→ Input data:
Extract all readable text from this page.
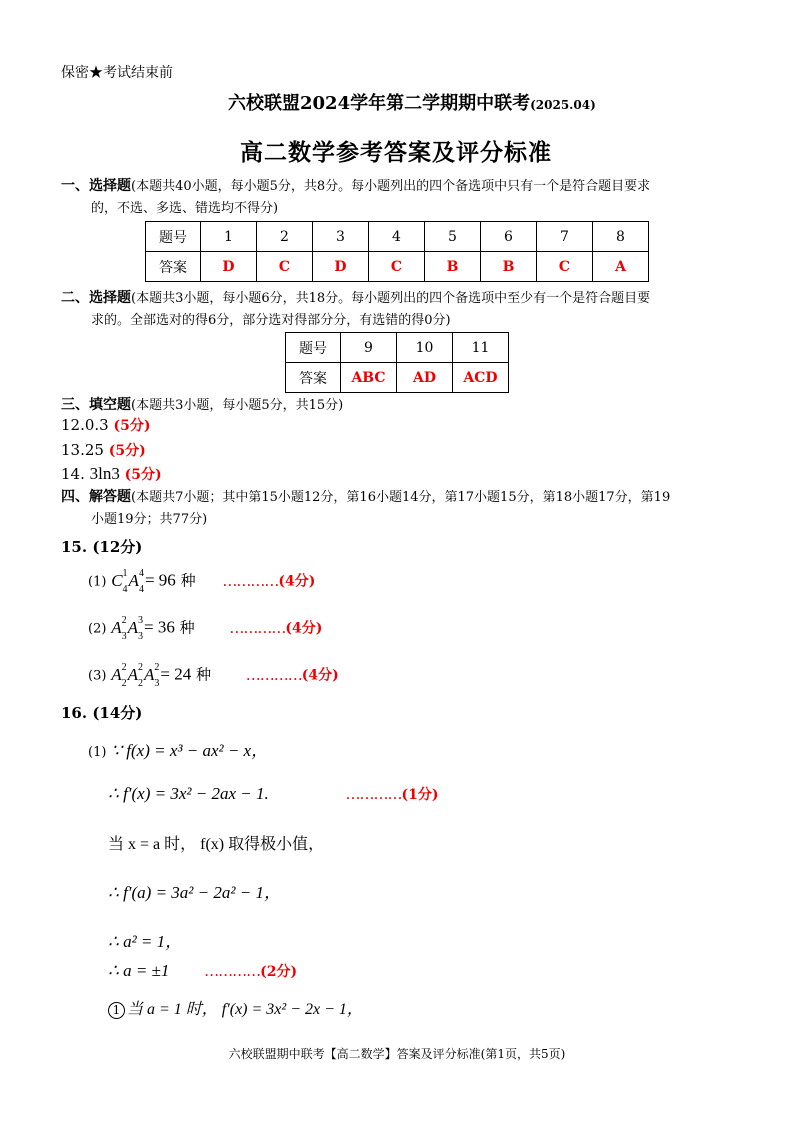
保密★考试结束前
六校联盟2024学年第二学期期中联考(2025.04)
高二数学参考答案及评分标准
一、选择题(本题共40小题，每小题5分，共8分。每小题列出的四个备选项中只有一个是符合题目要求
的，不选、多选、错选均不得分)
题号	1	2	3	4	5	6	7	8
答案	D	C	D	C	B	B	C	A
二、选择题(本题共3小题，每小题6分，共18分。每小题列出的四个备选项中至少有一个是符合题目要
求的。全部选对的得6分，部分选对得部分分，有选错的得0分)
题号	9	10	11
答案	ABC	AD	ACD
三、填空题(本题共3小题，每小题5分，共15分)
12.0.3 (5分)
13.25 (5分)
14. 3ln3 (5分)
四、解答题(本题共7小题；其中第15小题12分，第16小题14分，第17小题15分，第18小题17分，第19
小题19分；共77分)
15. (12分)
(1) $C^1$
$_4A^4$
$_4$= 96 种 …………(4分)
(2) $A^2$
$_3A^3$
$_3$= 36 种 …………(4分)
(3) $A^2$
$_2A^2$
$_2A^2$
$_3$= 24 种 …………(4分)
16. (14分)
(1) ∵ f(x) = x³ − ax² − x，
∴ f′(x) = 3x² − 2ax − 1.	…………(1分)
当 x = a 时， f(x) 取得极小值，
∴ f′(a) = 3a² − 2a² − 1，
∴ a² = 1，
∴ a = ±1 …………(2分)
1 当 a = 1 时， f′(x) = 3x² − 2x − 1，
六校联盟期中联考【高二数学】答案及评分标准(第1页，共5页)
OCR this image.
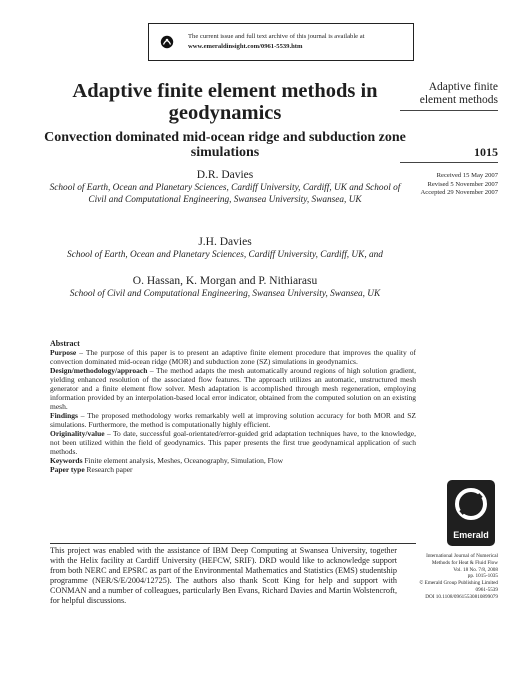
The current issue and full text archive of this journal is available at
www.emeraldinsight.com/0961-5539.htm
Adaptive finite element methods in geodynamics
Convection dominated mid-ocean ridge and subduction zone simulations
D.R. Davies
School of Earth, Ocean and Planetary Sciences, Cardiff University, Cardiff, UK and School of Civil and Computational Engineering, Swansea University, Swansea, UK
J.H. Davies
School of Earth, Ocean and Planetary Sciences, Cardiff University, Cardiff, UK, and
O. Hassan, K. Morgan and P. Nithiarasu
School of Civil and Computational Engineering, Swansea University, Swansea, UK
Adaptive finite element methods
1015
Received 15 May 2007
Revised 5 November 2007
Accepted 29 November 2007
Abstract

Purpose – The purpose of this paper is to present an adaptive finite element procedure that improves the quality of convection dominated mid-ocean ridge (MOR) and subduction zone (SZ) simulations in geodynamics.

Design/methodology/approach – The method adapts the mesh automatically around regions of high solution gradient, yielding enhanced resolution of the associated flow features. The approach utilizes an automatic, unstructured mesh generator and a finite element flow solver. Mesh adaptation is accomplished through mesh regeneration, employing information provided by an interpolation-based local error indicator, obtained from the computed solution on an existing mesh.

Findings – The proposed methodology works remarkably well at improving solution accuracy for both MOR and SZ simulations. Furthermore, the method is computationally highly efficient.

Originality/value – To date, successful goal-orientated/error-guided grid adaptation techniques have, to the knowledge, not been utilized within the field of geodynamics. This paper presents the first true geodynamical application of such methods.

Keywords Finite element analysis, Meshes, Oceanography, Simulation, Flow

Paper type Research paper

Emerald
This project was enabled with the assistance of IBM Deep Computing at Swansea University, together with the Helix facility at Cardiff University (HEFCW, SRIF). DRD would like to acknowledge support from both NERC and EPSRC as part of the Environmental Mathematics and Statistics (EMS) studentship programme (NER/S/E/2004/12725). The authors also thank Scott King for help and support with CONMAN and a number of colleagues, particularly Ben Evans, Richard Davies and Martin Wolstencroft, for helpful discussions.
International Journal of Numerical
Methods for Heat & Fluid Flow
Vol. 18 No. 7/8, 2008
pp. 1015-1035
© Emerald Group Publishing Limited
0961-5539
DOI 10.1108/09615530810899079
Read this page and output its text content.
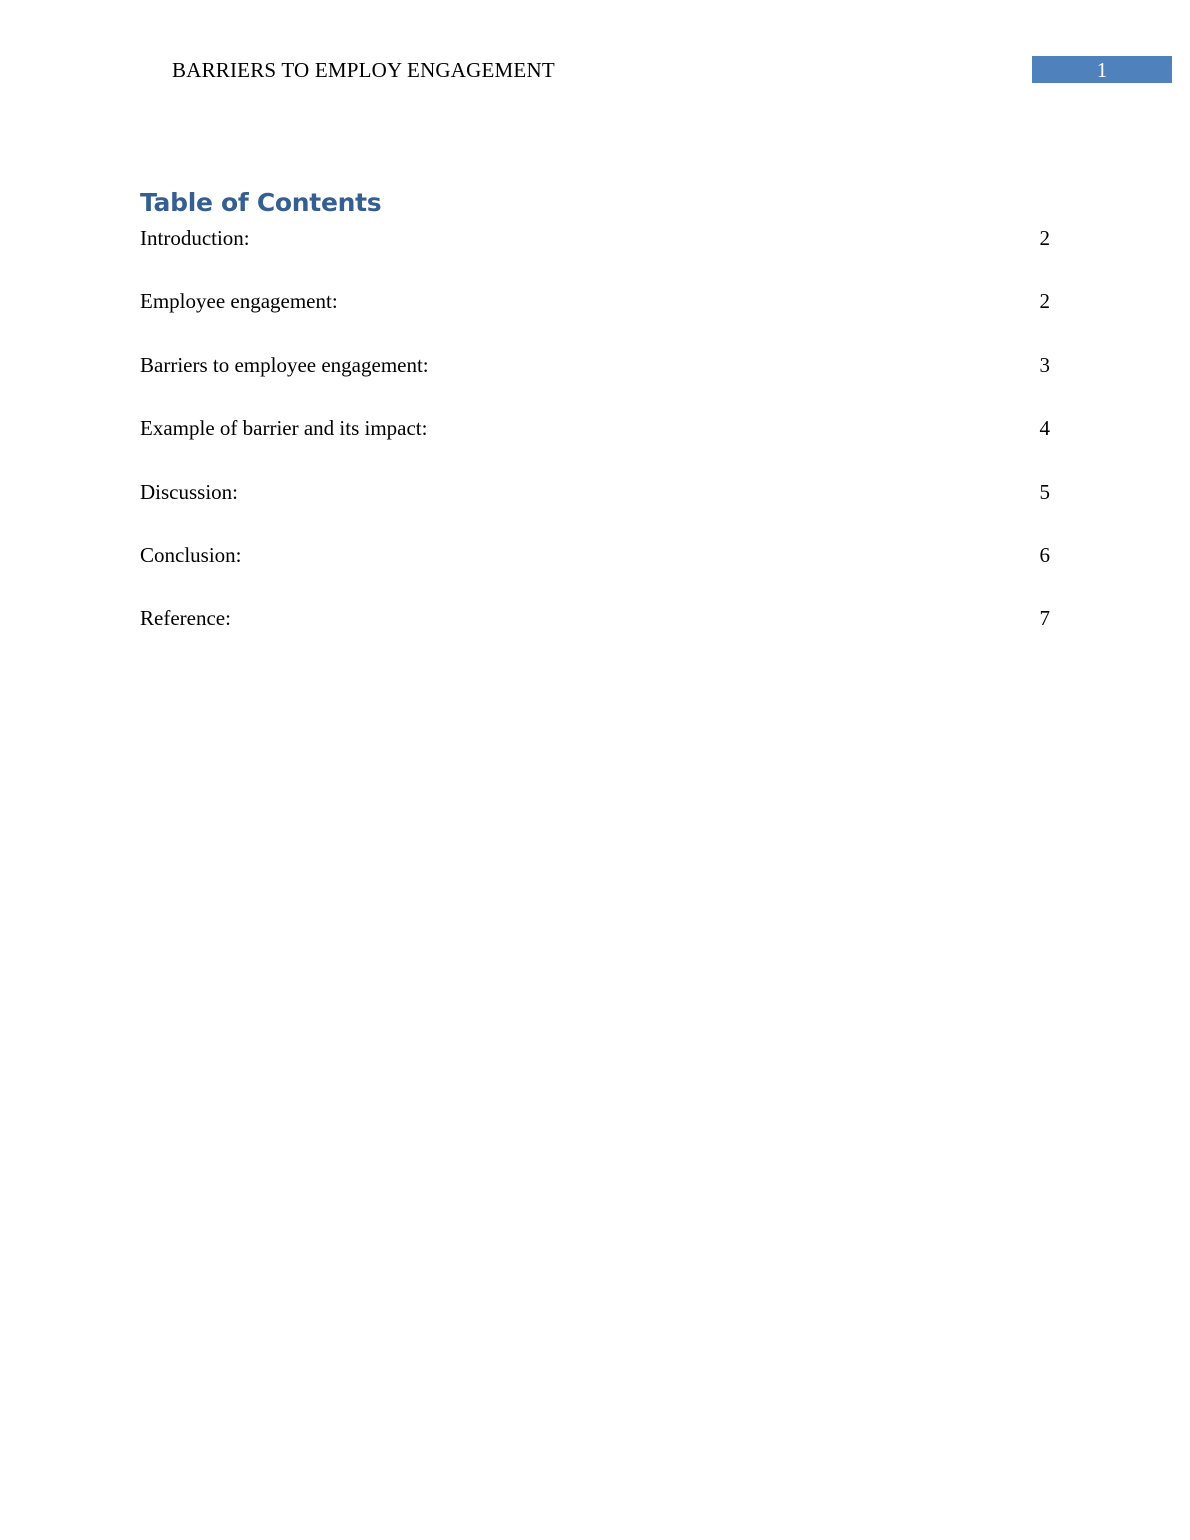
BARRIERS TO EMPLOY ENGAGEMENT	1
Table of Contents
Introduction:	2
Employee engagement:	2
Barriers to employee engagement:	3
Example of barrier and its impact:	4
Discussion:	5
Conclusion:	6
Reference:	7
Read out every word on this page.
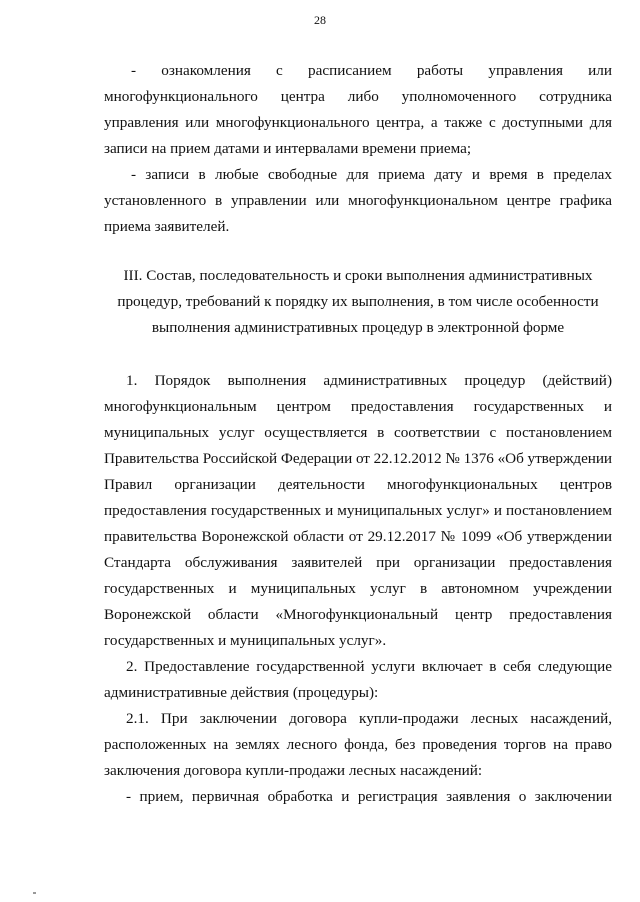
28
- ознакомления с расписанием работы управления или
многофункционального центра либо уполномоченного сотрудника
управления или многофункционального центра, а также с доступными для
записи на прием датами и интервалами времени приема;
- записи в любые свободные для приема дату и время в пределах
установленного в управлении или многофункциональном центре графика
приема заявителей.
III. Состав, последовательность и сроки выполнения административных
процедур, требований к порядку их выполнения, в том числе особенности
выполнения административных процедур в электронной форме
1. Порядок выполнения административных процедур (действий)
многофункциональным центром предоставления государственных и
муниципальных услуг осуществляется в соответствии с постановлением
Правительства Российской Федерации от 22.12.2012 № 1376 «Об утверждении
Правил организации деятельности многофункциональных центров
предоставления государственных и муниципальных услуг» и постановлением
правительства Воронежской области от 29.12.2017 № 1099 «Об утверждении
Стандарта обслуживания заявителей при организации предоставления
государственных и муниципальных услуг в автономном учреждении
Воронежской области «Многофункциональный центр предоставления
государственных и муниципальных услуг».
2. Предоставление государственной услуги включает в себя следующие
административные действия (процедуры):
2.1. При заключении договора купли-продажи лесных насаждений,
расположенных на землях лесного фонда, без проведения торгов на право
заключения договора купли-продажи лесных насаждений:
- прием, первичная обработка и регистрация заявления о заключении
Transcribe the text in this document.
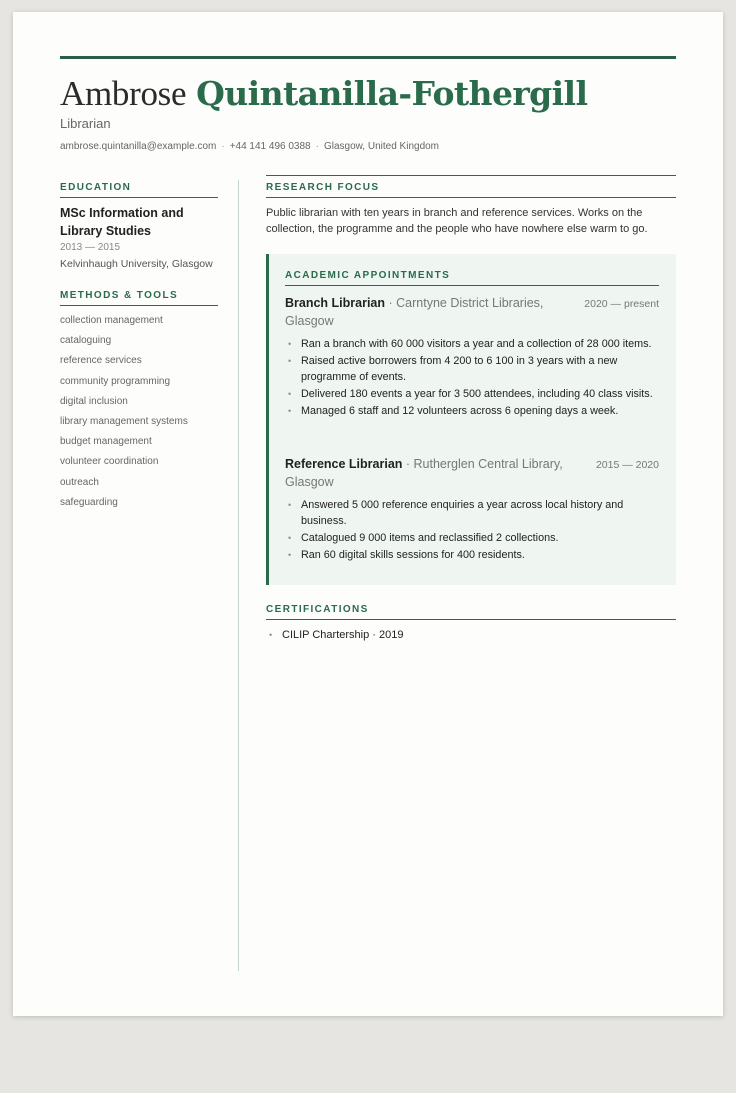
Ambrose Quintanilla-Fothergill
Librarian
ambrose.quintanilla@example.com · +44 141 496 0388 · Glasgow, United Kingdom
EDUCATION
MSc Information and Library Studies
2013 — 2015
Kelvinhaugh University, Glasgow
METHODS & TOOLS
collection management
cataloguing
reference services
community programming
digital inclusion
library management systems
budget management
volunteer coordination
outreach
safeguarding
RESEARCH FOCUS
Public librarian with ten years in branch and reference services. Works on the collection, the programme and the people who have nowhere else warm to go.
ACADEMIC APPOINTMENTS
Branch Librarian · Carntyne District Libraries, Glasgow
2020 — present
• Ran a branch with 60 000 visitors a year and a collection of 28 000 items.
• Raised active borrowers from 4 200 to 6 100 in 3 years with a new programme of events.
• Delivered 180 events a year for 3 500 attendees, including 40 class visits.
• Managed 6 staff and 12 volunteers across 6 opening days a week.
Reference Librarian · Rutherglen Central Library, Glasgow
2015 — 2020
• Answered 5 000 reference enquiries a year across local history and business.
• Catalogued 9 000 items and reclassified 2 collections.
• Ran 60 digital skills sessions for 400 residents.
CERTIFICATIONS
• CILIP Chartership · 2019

→ Your goal: Would you mind returning each entry above word for word, skipping the images?

→ The solution:
Extract all readable text from this page.
保密★考试结束前
六校联盟2024学年第二学期期中联考(2025.04)
高二数学参考答案及评分标准
一、选择题(本题共40小题，每小题5分，共8分。每小题列出的四个备选项中只有一个是符合题目要求
的，不选、多选、错选均不得分)
题号	1	2	3	4	5	6	7	8
答案	D	C	D	C	B	B	C	A
二、选择题(本题共3小题，每小题6分，共18分。每小题列出的四个备选项中至少有一个是符合题目要
求的。全部选对的得6分，部分选对得部分分，有选错的得0分)
题号	9	10	11
答案	ABC	AD	ACD
三、填空题(本题共3小题，每小题5分，共15分)
12.0.3 (5分)
13.25 (5分)
14. 3ln3 (5分)
四、解答题(本题共7小题；其中第15小题12分，第16小题14分，第17小题15分，第18小题17分，第19
小题19分；共77分)
15. (12分)
(1) $C^1$
$_4A^4$
$_4$= 96 种 …………(4分)
(2) $A^2$
$_3A^3$
$_3$= 36 种 …………(4分)
(3) $A^2$
$_2A^2$
$_2A^2$
$_3$= 24 种 …………(4分)
16. (14分)
(1) ∵ f(x) = x³ − ax² − x，
∴ f′(x) = 3x² − 2ax − 1.	…………(1分)
当 x = a 时， f(x) 取得极小值，
∴ f′(a) = 3a² − 2a² − 1，
∴ a² = 1，
∴ a = ±1 …………(2分)
1 当 a = 1 时， f′(x) = 3x² − 2x − 1，
六校联盟期中联考【高二数学】答案及评分标准(第1页，共5页)
OCR this image.
The current issue and full text archive of this journal is available at
www.emeraldinsight.com/0961-5539.htm
Adaptive finite element methods in geodynamics
Convection dominated mid-ocean ridge and subduction zone simulations
D.R. Davies
School of Earth, Ocean and Planetary Sciences, Cardiff University, Cardiff, UK and School of Civil and Computational Engineering, Swansea University, Swansea, UK
J.H. Davies
School of Earth, Ocean and Planetary Sciences, Cardiff University, Cardiff, UK, and
O. Hassan, K. Morgan and P. Nithiarasu
School of Civil and Computational Engineering, Swansea University, Swansea, UK
Adaptive finite element methods
1015
Received 15 May 2007
Revised 5 November 2007
Accepted 29 November 2007
Abstract

Purpose – The purpose of this paper is to present an adaptive finite element procedure that improves the quality of convection dominated mid-ocean ridge (MOR) and subduction zone (SZ) simulations in geodynamics.

Design/methodology/approach – The method adapts the mesh automatically around regions of high solution gradient, yielding enhanced resolution of the associated flow features. The approach utilizes an automatic, unstructured mesh generator and a finite element flow solver. Mesh adaptation is accomplished through mesh regeneration, employing information provided by an interpolation-based local error indicator, obtained from the computed solution on an existing mesh.

Findings – The proposed methodology works remarkably well at improving solution accuracy for both MOR and SZ simulations. Furthermore, the method is computationally highly efficient.

Originality/value – To date, successful goal-orientated/error-guided grid adaptation techniques have, to the knowledge, not been utilized within the field of geodynamics. This paper presents the first true geodynamical application of such methods.

Keywords Finite element analysis, Meshes, Oceanography, Simulation, Flow

Paper type Research paper

Emerald
This project was enabled with the assistance of IBM Deep Computing at Swansea University, together with the Helix facility at Cardiff University (HEFCW, SRIF). DRD would like to acknowledge support from both NERC and EPSRC as part of the Environmental Mathematics and Statistics (EMS) studentship programme (NER/S/E/2004/12725). The authors also thank Scott King for help and support with CONMAN and a number of colleagues, particularly Ben Evans, Richard Davies and Martin Wolstencroft, for helpful discussions.
International Journal of Numerical
Methods for Heat & Fluid Flow
Vol. 18 No. 7/8, 2008
pp. 1015-1035
© Emerald Group Publishing Limited
0961-5539
DOI 10.1108/09615530810899079
Read this page and output its text content.
BARRIERS TO EMPLOY ENGAGEMENT	1
Table of Contents
Introduction:	2
Employee engagement:	2
Barriers to employee engagement:	3
Example of barrier and its impact:	4
Discussion:	5
Conclusion:	6
Reference:	7
Read out every word on this page.
28
- ознакомления с расписанием работы управления или
многофункционального центра либо уполномоченного сотрудника
управления или многофункционального центра, а также с доступными для
записи на прием датами и интервалами времени приема;
- записи в любые свободные для приема дату и время в пределах
установленного в управлении или многофункциональном центре графика
приема заявителей.
III. Состав, последовательность и сроки выполнения административных
процедур, требований к порядку их выполнения, в том числе особенности
выполнения административных процедур в электронной форме
1. Порядок выполнения административных процедур (действий)
многофункциональным центром предоставления государственных и
муниципальных услуг осуществляется в соответствии с постановлением
Правительства Российской Федерации от 22.12.2012 № 1376 «Об утверждении
Правил организации деятельности многофункциональных центров
предоставления государственных и муниципальных услуг» и постановлением
правительства Воронежской области от 29.12.2017 № 1099 «Об утверждении
Стандарта обслуживания заявителей при организации предоставления
государственных и муниципальных услуг в автономном учреждении
Воронежской области «Многофункциональный центр предоставления
государственных и муниципальных услуг».
2. Предоставление государственной услуги включает в себя следующие
административные действия (процедуры):
2.1. При заключении договора купли-продажи лесных насаждений,
расположенных на землях лесного фонда, без проведения торгов на право
заключения договора купли-продажи лесных насаждений:
- прием, первичная обработка и регистрация заявления о заключении
Transcribe the text in this document.
Ambrose Quintanilla-Fothergill
Librarian
ambrose.quintanilla@example.com · +44 141 496 0388 · Glasgow, United Kingdom
EDUCATION
MSc Information and Library Studies
2013 — 2015
Kelvinhaugh University, Glasgow
METHODS & TOOLS
collection management
cataloguing
reference services
community programming
digital inclusion
library management systems
budget management
volunteer coordination
outreach
safeguarding
RESEARCH FOCUS
Public librarian with ten years in branch and reference services. Works on the collection, the programme and the people who have nowhere else warm to go.
ACADEMIC APPOINTMENTS
Branch Librarian · Carntyne District Libraries, Glasgow
2020 — present
• Ran a branch with 60 000 visitors a year and a collection of 28 000 items.
• Raised active borrowers from 4 200 to 6 100 in 3 years with a new programme of events.
• Delivered 180 events a year for 3 500 attendees, including 40 class visits.
• Managed 6 staff and 12 volunteers across 6 opening days a week.
Reference Librarian · Rutherglen Central Library, Glasgow
2015 — 2020
• Answered 5 000 reference enquiries a year across local history and business.
• Catalogued 9 000 items and reclassified 2 collections.
• Ran 60 digital skills sessions for 400 residents.
CERTIFICATIONS
• CILIP Chartership · 2019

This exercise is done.